◆ **Task instructions**:
[A] In the passage on DNA base excision repair, which two families do the oxidized base-specific DGs found so far in human cells belong to?
[B] Summarize the passage on DNA base excision repair in two sentences.
[C] Write what comes next in the passage on DNA base excision repair, starting after its final sentence.

◆ **Selected passage**:
BER/SSBR, the most versatile among DNA repair processes, thus repairs majority of endogenous genome damage and involves four minimal steps in its simplest mode as described below and illustrated in Fig. 1.

Fig. 1. A schematic illustration of repair of ROS-induced DNA damage via BER/SSBR pathways.

ROS can induce oxidized bases (represented as a *), oxidized AP sites and SSBs with blocked termini. In addition, normal AP sites may be generated (by ROS) indirectly via deamination of C to form U which is removed by monofunctional UDG. After the base excision/AP lyase step in BER, the two pathways converge to common steps of cleaning blocked termini (in red), followed by gap-filling repair synthesis (in blue) and nick sealing. Divergent repair synthesis reactions with patch size of 1-nt (SN-BER) vs. 2–8 nts (LP-BER) are shown. Other details are given in the text.

Base lesion recognition, excision and cleavage of AP site

Repair of alkylated or abnormal bases is initiated by a monofunctional DG that recognizes and excises the damaged base generating an AP site [22]. Oxidized bases are excised by bifunctional DGs containing intrinsic AP lyase activity and using different chemistry from the monofunctional DGs as described below. Damage sensing is a critical step particularly for the oxidized base lesions that are similar in size to their normal counterparts to retain near normal base pairing and thus cause only minor perturbations in DNA double helix [30]. Thus lesion recognition, particularly in highly condensed chromatin poses a serious challenge. It should be mentioned that although DGs are involved in the recognition of base lesions owing to their specific affinity for a group of modified bases, there may be other signaling factors involved, an area which has not been extensively addressed.

Oxidized base-specific DGs discovered in human cells so far belong to two families: Nth and Nei, based on their prototypes in E. coli. The first discovered mammalian DG, 8-oxoguanine DNA glycosylase (OGG1), and NTH1 belong to the Nth family [31] and more recently discovered (by us and others) NEIL1 and NEIL2 belong to the Nei group [32–35]. Recently, a fifth member NEIL3 was added [36] to the list of DGs, but its functions have not been completely characterized. Another DG, MYH (ortholog of E. coli MutY) excises the normal base C from 8-oxoG•C pair in DNA [22].

Stored data entries:
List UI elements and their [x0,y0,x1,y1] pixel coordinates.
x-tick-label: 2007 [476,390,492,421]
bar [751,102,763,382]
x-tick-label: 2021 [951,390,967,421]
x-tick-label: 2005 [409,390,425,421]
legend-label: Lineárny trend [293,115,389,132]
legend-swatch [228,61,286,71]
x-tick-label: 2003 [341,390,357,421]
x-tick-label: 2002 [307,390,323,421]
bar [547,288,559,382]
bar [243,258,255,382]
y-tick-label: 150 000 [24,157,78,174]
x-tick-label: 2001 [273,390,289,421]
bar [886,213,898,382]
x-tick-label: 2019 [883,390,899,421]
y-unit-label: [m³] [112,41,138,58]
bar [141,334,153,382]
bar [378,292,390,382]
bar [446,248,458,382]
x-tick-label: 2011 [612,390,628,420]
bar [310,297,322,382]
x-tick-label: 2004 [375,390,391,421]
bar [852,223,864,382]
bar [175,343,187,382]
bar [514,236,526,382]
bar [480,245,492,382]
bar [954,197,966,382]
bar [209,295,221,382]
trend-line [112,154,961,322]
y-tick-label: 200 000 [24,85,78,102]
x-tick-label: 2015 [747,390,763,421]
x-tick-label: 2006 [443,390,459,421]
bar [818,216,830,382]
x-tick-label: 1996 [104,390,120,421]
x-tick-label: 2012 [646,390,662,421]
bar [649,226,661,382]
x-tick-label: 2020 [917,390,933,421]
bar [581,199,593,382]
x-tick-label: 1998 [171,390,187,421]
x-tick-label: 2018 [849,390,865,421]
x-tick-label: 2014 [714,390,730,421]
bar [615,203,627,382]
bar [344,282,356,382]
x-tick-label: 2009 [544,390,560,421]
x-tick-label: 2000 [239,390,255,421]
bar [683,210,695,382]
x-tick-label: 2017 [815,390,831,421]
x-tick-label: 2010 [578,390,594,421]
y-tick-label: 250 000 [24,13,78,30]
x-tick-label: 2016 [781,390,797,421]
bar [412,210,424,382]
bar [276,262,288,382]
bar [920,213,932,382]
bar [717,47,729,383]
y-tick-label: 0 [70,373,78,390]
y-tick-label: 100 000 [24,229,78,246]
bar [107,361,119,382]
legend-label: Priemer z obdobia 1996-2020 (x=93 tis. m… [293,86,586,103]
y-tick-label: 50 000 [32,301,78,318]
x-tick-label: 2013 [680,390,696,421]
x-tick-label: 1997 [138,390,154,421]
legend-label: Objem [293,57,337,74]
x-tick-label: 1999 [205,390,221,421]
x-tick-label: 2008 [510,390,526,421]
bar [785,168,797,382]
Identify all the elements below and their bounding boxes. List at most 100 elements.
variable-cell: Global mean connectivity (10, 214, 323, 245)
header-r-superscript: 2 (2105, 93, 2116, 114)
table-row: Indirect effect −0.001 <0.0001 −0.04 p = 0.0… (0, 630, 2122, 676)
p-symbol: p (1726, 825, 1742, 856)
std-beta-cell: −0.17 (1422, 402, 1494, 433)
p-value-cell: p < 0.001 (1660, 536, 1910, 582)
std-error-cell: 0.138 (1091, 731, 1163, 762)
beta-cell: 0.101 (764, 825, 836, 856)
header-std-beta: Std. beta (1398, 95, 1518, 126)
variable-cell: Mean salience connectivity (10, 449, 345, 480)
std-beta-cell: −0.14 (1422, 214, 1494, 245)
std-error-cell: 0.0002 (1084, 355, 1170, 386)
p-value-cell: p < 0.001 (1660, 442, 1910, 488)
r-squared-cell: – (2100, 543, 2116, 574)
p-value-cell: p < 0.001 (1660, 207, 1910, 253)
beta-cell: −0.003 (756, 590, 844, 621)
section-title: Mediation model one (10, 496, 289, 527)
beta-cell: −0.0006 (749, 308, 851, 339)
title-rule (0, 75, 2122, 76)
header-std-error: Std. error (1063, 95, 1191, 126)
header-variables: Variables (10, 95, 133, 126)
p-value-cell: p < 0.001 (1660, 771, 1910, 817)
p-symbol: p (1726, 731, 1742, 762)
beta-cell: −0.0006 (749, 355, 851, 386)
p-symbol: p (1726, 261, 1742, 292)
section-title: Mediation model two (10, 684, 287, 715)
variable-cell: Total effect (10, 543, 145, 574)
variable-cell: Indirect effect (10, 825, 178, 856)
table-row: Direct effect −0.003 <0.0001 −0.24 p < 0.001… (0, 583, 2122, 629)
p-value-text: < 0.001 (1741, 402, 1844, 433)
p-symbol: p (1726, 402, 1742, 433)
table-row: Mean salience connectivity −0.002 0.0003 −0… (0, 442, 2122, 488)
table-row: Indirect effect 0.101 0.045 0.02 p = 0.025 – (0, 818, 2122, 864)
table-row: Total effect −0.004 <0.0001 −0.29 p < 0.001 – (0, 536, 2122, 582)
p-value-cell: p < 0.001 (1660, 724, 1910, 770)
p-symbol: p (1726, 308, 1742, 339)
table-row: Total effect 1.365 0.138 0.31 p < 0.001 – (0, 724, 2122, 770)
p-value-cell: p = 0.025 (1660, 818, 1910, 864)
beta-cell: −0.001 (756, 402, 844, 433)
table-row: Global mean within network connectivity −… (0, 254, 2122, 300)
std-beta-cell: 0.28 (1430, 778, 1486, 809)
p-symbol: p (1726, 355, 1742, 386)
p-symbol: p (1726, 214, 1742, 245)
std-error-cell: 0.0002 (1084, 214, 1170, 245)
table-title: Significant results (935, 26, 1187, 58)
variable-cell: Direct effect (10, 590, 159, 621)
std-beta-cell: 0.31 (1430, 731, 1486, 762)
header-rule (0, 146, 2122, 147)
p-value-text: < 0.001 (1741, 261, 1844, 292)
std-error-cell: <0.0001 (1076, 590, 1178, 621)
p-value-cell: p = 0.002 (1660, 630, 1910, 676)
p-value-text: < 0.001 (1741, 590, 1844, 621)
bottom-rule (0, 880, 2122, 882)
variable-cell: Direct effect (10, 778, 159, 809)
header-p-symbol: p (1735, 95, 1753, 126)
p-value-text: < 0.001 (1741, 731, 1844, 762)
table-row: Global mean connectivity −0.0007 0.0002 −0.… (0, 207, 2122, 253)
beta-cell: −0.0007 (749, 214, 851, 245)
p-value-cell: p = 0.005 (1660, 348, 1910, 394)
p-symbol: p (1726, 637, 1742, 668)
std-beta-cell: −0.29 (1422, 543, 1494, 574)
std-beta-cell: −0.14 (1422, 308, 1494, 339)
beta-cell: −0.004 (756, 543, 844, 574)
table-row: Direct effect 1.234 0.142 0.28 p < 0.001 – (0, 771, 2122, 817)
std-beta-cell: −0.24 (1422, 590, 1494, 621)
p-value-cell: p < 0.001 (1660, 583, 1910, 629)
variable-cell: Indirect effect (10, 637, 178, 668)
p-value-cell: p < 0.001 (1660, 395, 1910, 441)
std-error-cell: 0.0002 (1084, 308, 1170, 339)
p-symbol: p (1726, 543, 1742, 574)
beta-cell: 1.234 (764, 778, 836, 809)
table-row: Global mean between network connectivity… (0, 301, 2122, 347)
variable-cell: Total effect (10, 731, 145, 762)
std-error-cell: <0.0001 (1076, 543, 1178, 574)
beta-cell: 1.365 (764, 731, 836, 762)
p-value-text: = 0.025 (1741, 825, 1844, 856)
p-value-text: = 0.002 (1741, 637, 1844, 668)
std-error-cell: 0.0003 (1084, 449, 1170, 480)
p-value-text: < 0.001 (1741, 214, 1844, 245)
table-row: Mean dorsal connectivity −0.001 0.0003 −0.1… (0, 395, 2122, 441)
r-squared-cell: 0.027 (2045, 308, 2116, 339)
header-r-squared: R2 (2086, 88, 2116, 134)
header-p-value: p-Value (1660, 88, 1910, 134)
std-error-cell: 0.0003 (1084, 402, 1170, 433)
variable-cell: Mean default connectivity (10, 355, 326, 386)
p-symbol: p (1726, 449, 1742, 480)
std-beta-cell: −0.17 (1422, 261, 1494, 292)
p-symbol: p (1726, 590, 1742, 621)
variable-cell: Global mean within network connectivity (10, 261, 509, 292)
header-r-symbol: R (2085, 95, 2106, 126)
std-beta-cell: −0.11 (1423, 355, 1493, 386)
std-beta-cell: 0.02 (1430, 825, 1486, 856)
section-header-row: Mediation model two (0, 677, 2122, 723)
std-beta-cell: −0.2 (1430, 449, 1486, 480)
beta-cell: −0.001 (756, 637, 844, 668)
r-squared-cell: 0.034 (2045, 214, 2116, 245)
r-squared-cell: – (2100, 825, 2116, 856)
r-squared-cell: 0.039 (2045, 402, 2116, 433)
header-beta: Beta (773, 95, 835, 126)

◆ **Activity answers**:
[A] They belong to the Nth and Nei families, named for their prototypes in E. coli.

[B] BER/SSBR repairs most endogenous genome damage in four minimal steps, beginning with a DNA glycosylase that recognizes and excises a damaged base. Monofunctional DGs act on alkylated or abnormal bases, and bifunctional DGs with intrinsic AP lyase activity act on oxidized bases, whose near-normal size makes them hard to detect, particularly in highly condensed chromatin.

[C]
The mechanism of base lesion excision involves extrahelical flipping of the damaged base into a lesion-specific recognition pocket in DGs [37, 38]. All DGs studied so far bind to the minor groove, kink DNA at the site of damage, and flip the lesion base out of the DNA major groove. Thus each DG is damage specific, and only those bases after nucleotide flipping that can be accommodated in the binding pocket provide the necessary contacts and orientation for their excision. As mentioned before, ROS produces more than 20 types of oxidized base lesions that are repaired by only four (or five) DGs in human cells; thus each DG acts on a specific set of base lesions. It is likely that plasticity of their catalytic pockets allows induced fit of diverse substrates. This could also explain why DGs are poor enzymes with low turnover, as a compromise for their promiscuity. However, recent studies have shown that in spite of broad substrate specificity, DGs have distinct preferential and back-up functions. We showed that NEILs are unique and distinct from OGG1/NTH1 in excising base lesions from single-stranded (ss) DNA sequences suggesting their preferential role during DNA replication and/or transcription [39, 40]. The preferred substrates of oxidized base-specific DGs are listed in Table 1.

Bifunctional DGs cleave the DNA strand at the AP site after the lesion base excision via β or βδ elimination. OGG1 and NTH1 carry out β elimination and generate 3'phospho-α,β-unsaturated aldehyde (3'PUA, also referred to as 3'dRP) and 5'P groups, while NEIL1 and NEIL2 catalyze βδ elimination and generate 3'P and 5'P termini [41]. The DG products are thus SSBs with blocked 3' termini due to concerted and sequential base excision and AP lyase reactions [41]. Further, AP sites induced by ROS or by the action of monofunctional DGs in human cells are primarily processed by AP endonuclease 1 (APE1) generating strand breaks with 3'OH and 5'deoxyribosephsopahte (5'dRP) end. The various types of SSBs directly induced by ROS or generated by the action of DGs or APE1 invariably possess nonligatable termini which are processed in the next step of BER.

Cleaning of blocked termini at the strand break

SSB end-processing, an essential step in BER/SSBR produces 3'OH/5'P termini required for subsequent gap-filling synthesis and ligation [22]. This is the most diverse step in BER/SSBR due to the multiple types of blocked termini.

1. End-processing in oxidized base/AP site repair: The two major end-processing enzymes involved in oxidized base repair are APE1 and polynucleotide kinase 3'phosphatase (PNKP) that remove 3'dRP (β elimination product) and 3'P (βδ elimination product), respectively, generating 3'OH [41]. Thus while APE1 is required for OGG1/NTH1-initiated BER, PNKP participates in NEIL-initiated BER. Further, 5'dRP residue (APE1’s product of AP site cleavage) is processed by DNA polymerase β (Polβ) in human cells which possesses 5'dRP lyase activity [42]. However, Polβ cannot remove if the 5'dRP residue is oxidized that may happen during oxidative stress [43]. Then the oxidized 5'dRP is displaced along with 2–8 nucleotides (nts) as a singlestranded flap and is removed by flap endonuclease I (FEN-1), as essential enzyme normally involved in the removal of Okazaki fragment primers during lagging strand DNA replication. A second flap endonuclease, DNA2, has been discovered in both nuclei and mitochondria of human cells that acts in concert with FEN-1 in processing long flap structures [44].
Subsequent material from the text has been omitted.